** start Raw data **

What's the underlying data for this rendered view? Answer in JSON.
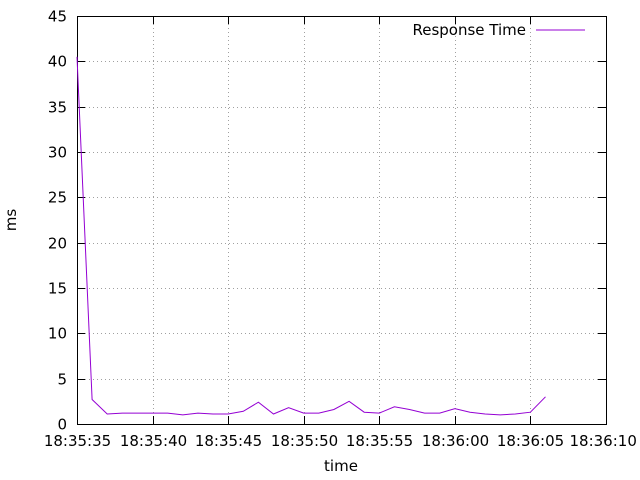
{
  "chart_data": {
    "type": "line",
    "xlabel": "time",
    "ylabel": "ms",
    "xlim": [
      "18:35:35",
      "18:36:10"
    ],
    "ylim": [
      0,
      45
    ],
    "x_ticks": [
      "18:35:35",
      "18:35:40",
      "18:35:45",
      "18:35:50",
      "18:35:55",
      "18:36:00",
      "18:36:05",
      "18:36:10"
    ],
    "y_ticks": [
      0,
      5,
      10,
      15,
      20,
      25,
      30,
      35,
      40,
      45
    ],
    "grid": true,
    "legend_position": "top-right",
    "series": [
      {
        "name": "Response Time",
        "color": "#9400d3",
        "x": [
          "18:35:35",
          "18:35:36",
          "18:35:37",
          "18:35:38",
          "18:35:39",
          "18:35:40",
          "18:35:41",
          "18:35:42",
          "18:35:43",
          "18:35:44",
          "18:35:45",
          "18:35:46",
          "18:35:47",
          "18:35:48",
          "18:35:49",
          "18:35:50",
          "18:35:51",
          "18:35:52",
          "18:35:53",
          "18:35:54",
          "18:35:55",
          "18:35:56",
          "18:35:57",
          "18:35:58",
          "18:35:59",
          "18:36:00",
          "18:36:01",
          "18:36:02",
          "18:36:03",
          "18:36:04",
          "18:36:05",
          "18:36:06"
        ],
        "y": [
          40.5,
          2.7,
          1.1,
          1.2,
          1.2,
          1.2,
          1.2,
          1.0,
          1.2,
          1.1,
          1.1,
          1.4,
          2.4,
          1.1,
          1.8,
          1.2,
          1.2,
          1.6,
          2.5,
          1.3,
          1.2,
          1.9,
          1.6,
          1.2,
          1.2,
          1.7,
          1.3,
          1.1,
          1.0,
          1.1,
          1.3,
          3.0
        ]
      }
    ]
  }
}
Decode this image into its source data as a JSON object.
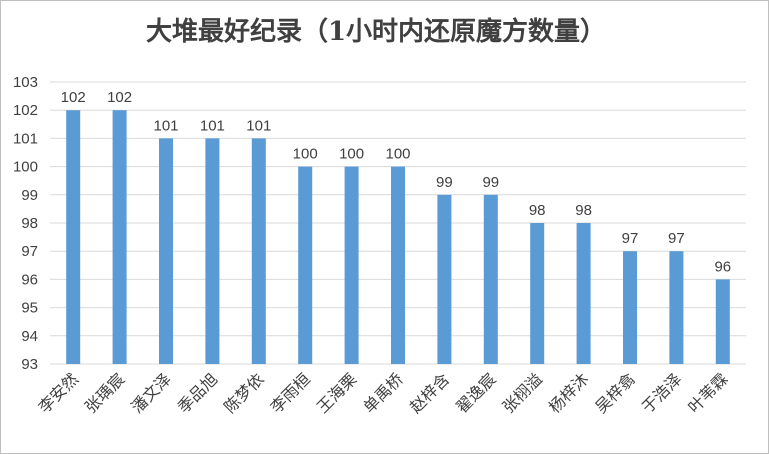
{
  "chart_data": {
    "type": "bar",
    "title": "大堆最好纪录（1小时内还原魔方数量）",
    "xlabel": "",
    "ylabel": "",
    "ylim": [
      93,
      103
    ],
    "yticks": [
      93,
      94,
      95,
      96,
      97,
      98,
      99,
      100,
      101,
      102,
      103
    ],
    "grid": true,
    "legend": "none",
    "bar_color": "#5b9bd5",
    "categories": [
      "李安然",
      "张瑀宸",
      "潘文泽",
      "季品旭",
      "陈梦依",
      "李雨桓",
      "王海栗",
      "单禹桥",
      "赵梓含",
      "翟逸宸",
      "张栩溢",
      "杨梓沐",
      "吴梓翕",
      "于浩泽",
      "叶苇霖"
    ],
    "values": [
      102,
      102,
      101,
      101,
      101,
      100,
      100,
      100,
      99,
      99,
      98,
      98,
      97,
      97,
      96
    ]
  }
}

** end Raw data **

→ **Your task**: All of the data above should be transcribed verbatim, with pictures omitted.

→ **Reply to the task**:
What's the underlying data for this rendered view? Answer in JSON.
{
  "chart_data": {
    "type": "line",
    "xlabel": "time",
    "ylabel": "ms",
    "xlim": [
      "18:35:35",
      "18:36:10"
    ],
    "ylim": [
      0,
      45
    ],
    "x_ticks": [
      "18:35:35",
      "18:35:40",
      "18:35:45",
      "18:35:50",
      "18:35:55",
      "18:36:00",
      "18:36:05",
      "18:36:10"
    ],
    "y_ticks": [
      0,
      5,
      10,
      15,
      20,
      25,
      30,
      35,
      40,
      45
    ],
    "grid": true,
    "legend_position": "top-right",
    "series": [
      {
        "name": "Response Time",
        "color": "#9400d3",
        "x": [
          "18:35:35",
          "18:35:36",
          "18:35:37",
          "18:35:38",
          "18:35:39",
          "18:35:40",
          "18:35:41",
          "18:35:42",
          "18:35:43",
          "18:35:44",
          "18:35:45",
          "18:35:46",
          "18:35:47",
          "18:35:48",
          "18:35:49",
          "18:35:50",
          "18:35:51",
          "18:35:52",
          "18:35:53",
          "18:35:54",
          "18:35:55",
          "18:35:56",
          "18:35:57",
          "18:35:58",
          "18:35:59",
          "18:36:00",
          "18:36:01",
          "18:36:02",
          "18:36:03",
          "18:36:04",
          "18:36:05",
          "18:36:06"
        ],
        "y": [
          40.5,
          2.7,
          1.1,
          1.2,
          1.2,
          1.2,
          1.2,
          1.0,
          1.2,
          1.1,
          1.1,
          1.4,
          2.4,
          1.1,
          1.8,
          1.2,
          1.2,
          1.6,
          2.5,
          1.3,
          1.2,
          1.9,
          1.6,
          1.2,
          1.2,
          1.7,
          1.3,
          1.1,
          1.0,
          1.1,
          1.3,
          3.0
        ]
      }
    ]
  }
}
Decode this image into its source data as a JSON object.
{
  "chart_data": {
    "type": "bar",
    "title": "大堆最好纪录（1小时内还原魔方数量）",
    "xlabel": "",
    "ylabel": "",
    "ylim": [
      93,
      103
    ],
    "yticks": [
      93,
      94,
      95,
      96,
      97,
      98,
      99,
      100,
      101,
      102,
      103
    ],
    "grid": true,
    "legend": "none",
    "bar_color": "#5b9bd5",
    "categories": [
      "李安然",
      "张瑀宸",
      "潘文泽",
      "季品旭",
      "陈梦依",
      "李雨桓",
      "王海栗",
      "单禹桥",
      "赵梓含",
      "翟逸宸",
      "张栩溢",
      "杨梓沐",
      "吴梓翕",
      "于浩泽",
      "叶苇霖"
    ],
    "values": [
      102,
      102,
      101,
      101,
      101,
      100,
      100,
      100,
      99,
      99,
      98,
      98,
      97,
      97,
      96
    ]
  }
}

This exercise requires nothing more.